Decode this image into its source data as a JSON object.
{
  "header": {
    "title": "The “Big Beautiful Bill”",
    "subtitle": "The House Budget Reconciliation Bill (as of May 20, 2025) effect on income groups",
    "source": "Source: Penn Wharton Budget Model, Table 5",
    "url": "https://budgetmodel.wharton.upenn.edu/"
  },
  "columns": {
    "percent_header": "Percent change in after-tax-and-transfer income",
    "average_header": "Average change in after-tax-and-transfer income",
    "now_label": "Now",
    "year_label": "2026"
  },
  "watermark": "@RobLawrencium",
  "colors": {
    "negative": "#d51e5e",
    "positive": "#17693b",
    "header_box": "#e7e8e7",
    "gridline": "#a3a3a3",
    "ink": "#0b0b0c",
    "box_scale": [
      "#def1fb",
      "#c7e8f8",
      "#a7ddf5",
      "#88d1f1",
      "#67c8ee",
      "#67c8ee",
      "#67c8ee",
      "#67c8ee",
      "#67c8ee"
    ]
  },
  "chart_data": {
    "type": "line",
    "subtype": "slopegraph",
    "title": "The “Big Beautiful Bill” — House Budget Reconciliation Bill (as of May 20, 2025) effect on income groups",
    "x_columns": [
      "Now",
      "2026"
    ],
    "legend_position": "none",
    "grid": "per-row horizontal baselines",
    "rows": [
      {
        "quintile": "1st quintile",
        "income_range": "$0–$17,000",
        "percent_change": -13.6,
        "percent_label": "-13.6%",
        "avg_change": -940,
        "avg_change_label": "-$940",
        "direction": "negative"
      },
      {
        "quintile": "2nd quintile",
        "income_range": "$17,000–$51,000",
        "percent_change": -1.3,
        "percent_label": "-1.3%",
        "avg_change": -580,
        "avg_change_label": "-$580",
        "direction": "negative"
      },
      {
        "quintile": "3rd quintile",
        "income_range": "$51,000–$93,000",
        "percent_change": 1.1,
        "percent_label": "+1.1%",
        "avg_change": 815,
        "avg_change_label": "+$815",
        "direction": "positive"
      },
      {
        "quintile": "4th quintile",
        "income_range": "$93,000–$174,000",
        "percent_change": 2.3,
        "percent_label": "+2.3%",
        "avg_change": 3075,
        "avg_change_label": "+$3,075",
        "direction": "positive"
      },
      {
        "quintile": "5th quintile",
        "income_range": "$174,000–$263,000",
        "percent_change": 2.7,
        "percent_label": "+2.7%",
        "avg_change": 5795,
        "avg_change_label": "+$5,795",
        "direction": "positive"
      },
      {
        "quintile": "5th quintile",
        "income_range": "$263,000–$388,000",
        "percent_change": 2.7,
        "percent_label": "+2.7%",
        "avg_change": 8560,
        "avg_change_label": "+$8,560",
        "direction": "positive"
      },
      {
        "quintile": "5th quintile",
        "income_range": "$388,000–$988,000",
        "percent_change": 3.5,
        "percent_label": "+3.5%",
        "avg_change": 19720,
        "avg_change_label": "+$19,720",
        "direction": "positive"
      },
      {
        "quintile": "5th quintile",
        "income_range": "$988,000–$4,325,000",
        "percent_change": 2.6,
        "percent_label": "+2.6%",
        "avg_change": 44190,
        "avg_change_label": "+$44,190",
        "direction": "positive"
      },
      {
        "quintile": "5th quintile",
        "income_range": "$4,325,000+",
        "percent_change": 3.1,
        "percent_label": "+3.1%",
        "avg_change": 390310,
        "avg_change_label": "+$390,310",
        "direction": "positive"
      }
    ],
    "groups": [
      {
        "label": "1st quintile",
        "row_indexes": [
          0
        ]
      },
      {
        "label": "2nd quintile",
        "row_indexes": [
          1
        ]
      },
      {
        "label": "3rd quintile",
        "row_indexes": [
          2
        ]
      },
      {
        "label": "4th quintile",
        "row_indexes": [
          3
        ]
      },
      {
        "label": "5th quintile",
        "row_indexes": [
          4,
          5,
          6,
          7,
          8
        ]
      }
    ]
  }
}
------------------------------------------------------------------------
YOUR TASK
From the data above, pick out each line containing "Beautiful" and copy it.

EXPECTED ANSWER
    "title": "The “Big Beautiful Bill”",
    "title": "The “Big Beautiful Bill” — House Budget Reconciliation Bill (as of May 20, 2025) effect on income groups",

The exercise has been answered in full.